WHAT THIS TASK INVOLVES -> Restate the records below word for word.

Some records:
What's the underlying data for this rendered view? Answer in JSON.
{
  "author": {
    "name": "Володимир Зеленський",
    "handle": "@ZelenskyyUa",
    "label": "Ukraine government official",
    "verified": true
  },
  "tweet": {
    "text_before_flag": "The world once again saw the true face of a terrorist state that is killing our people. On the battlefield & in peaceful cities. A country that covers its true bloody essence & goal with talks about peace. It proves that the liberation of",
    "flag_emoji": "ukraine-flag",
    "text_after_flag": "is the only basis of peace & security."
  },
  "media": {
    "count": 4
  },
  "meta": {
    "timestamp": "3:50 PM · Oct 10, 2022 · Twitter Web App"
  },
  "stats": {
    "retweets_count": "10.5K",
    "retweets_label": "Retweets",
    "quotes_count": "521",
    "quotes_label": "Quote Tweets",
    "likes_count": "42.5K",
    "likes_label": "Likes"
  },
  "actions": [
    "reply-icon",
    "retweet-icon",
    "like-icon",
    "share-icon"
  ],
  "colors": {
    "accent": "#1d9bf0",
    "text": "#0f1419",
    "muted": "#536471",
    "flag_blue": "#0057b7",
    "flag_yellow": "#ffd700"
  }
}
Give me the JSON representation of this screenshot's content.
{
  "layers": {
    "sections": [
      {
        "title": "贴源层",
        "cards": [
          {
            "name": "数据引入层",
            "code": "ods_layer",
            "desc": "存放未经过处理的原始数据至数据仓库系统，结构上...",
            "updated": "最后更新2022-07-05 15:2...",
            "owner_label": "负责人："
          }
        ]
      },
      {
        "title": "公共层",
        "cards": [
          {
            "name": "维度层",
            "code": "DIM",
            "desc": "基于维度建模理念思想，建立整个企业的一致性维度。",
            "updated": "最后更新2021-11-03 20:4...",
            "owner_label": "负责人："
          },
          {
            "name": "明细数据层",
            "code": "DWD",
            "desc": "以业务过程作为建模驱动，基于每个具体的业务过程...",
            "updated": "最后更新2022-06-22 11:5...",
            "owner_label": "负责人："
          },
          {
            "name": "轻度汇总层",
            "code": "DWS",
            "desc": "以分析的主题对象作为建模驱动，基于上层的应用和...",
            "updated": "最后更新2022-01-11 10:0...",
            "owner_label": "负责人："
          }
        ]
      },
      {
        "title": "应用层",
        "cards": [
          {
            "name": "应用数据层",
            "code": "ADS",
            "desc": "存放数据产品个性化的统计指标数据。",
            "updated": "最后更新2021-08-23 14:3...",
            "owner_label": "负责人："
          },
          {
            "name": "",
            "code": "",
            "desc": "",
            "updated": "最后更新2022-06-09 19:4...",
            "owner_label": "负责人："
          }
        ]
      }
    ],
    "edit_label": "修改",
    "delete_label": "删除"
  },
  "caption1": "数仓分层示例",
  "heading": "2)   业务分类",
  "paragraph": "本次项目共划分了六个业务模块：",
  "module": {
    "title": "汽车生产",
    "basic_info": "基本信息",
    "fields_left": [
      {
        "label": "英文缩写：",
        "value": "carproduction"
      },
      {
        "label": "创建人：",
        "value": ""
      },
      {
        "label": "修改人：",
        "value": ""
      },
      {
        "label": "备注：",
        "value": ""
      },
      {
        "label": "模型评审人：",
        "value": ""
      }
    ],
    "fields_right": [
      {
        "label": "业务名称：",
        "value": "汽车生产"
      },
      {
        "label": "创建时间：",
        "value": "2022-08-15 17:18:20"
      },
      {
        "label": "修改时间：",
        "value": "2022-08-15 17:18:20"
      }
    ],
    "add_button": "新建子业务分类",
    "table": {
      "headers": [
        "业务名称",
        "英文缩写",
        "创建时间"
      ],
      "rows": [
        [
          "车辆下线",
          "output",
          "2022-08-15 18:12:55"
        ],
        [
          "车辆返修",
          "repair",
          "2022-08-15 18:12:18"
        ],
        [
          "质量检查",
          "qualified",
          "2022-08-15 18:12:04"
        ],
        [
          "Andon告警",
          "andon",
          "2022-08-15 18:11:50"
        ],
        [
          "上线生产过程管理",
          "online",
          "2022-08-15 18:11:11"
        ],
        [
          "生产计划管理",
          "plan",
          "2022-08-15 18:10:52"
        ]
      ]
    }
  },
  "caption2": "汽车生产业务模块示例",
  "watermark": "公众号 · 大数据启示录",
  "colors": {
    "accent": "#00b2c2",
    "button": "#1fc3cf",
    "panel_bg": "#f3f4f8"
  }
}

EXERCISE RESPONSE ->
What's the underlying data for this rendered view? Answer in JSON.
{
  "author": {
    "name": "Володимир Зеленський",
    "handle": "@ZelenskyyUa",
    "label": "Ukraine government official",
    "verified": true
  },
  "tweet": {
    "text_before_flag": "The world once again saw the true face of a terrorist state that is killing our people. On the battlefield & in peaceful cities. A country that covers its true bloody essence & goal with talks about peace. It proves that the liberation of",
    "flag_emoji": "ukraine-flag",
    "text_after_flag": "is the only basis of peace & security."
  },
  "media": {
    "count": 4
  },
  "meta": {
    "timestamp": "3:50 PM · Oct 10, 2022 · Twitter Web App"
  },
  "stats": {
    "retweets_count": "10.5K",
    "retweets_label": "Retweets",
    "quotes_count": "521",
    "quotes_label": "Quote Tweets",
    "likes_count": "42.5K",
    "likes_label": "Likes"
  },
  "actions": [
    "reply-icon",
    "retweet-icon",
    "like-icon",
    "share-icon"
  ],
  "colors": {
    "accent": "#1d9bf0",
    "text": "#0f1419",
    "muted": "#536471",
    "flag_blue": "#0057b7",
    "flag_yellow": "#ffd700"
  }
}
Give me the JSON representation of this screenshot's content.
{
  "layers": {
    "sections": [
      {
        "title": "贴源层",
        "cards": [
          {
            "name": "数据引入层",
            "code": "ods_layer",
            "desc": "存放未经过处理的原始数据至数据仓库系统，结构上...",
            "updated": "最后更新2022-07-05 15:2...",
            "owner_label": "负责人："
          }
        ]
      },
      {
        "title": "公共层",
        "cards": [
          {
            "name": "维度层",
            "code": "DIM",
            "desc": "基于维度建模理念思想，建立整个企业的一致性维度。",
            "updated": "最后更新2021-11-03 20:4...",
            "owner_label": "负责人："
          },
          {
            "name": "明细数据层",
            "code": "DWD",
            "desc": "以业务过程作为建模驱动，基于每个具体的业务过程...",
            "updated": "最后更新2022-06-22 11:5...",
            "owner_label": "负责人："
          },
          {
            "name": "轻度汇总层",
            "code": "DWS",
            "desc": "以分析的主题对象作为建模驱动，基于上层的应用和...",
            "updated": "最后更新2022-01-11 10:0...",
            "owner_label": "负责人："
          }
        ]
      },
      {
        "title": "应用层",
        "cards": [
          {
            "name": "应用数据层",
            "code": "ADS",
            "desc": "存放数据产品个性化的统计指标数据。",
            "updated": "最后更新2021-08-23 14:3...",
            "owner_label": "负责人："
          },
          {
            "name": "",
            "code": "",
            "desc": "",
            "updated": "最后更新2022-06-09 19:4...",
            "owner_label": "负责人："
          }
        ]
      }
    ],
    "edit_label": "修改",
    "delete_label": "删除"
  },
  "caption1": "数仓分层示例",
  "heading": "2)   业务分类",
  "paragraph": "本次项目共划分了六个业务模块：",
  "module": {
    "title": "汽车生产",
    "basic_info": "基本信息",
    "fields_left": [
      {
        "label": "英文缩写：",
        "value": "carproduction"
      },
      {
        "label": "创建人：",
        "value": ""
      },
      {
        "label": "修改人：",
        "value": ""
      },
      {
        "label": "备注：",
        "value": ""
      },
      {
        "label": "模型评审人：",
        "value": ""
      }
    ],
    "fields_right": [
      {
        "label": "业务名称：",
        "value": "汽车生产"
      },
      {
        "label": "创建时间：",
        "value": "2022-08-15 17:18:20"
      },
      {
        "label": "修改时间：",
        "value": "2022-08-15 17:18:20"
      }
    ],
    "add_button": "新建子业务分类",
    "table": {
      "headers": [
        "业务名称",
        "英文缩写",
        "创建时间"
      ],
      "rows": [
        [
          "车辆下线",
          "output",
          "2022-08-15 18:12:55"
        ],
        [
          "车辆返修",
          "repair",
          "2022-08-15 18:12:18"
        ],
        [
          "质量检查",
          "qualified",
          "2022-08-15 18:12:04"
        ],
        [
          "Andon告警",
          "andon",
          "2022-08-15 18:11:50"
        ],
        [
          "上线生产过程管理",
          "online",
          "2022-08-15 18:11:11"
        ],
        [
          "生产计划管理",
          "plan",
          "2022-08-15 18:10:52"
        ]
      ]
    }
  },
  "caption2": "汽车生产业务模块示例",
  "watermark": "公众号 · 大数据启示录",
  "colors": {
    "accent": "#00b2c2",
    "button": "#1fc3cf",
    "panel_bg": "#f3f4f8"
  }
}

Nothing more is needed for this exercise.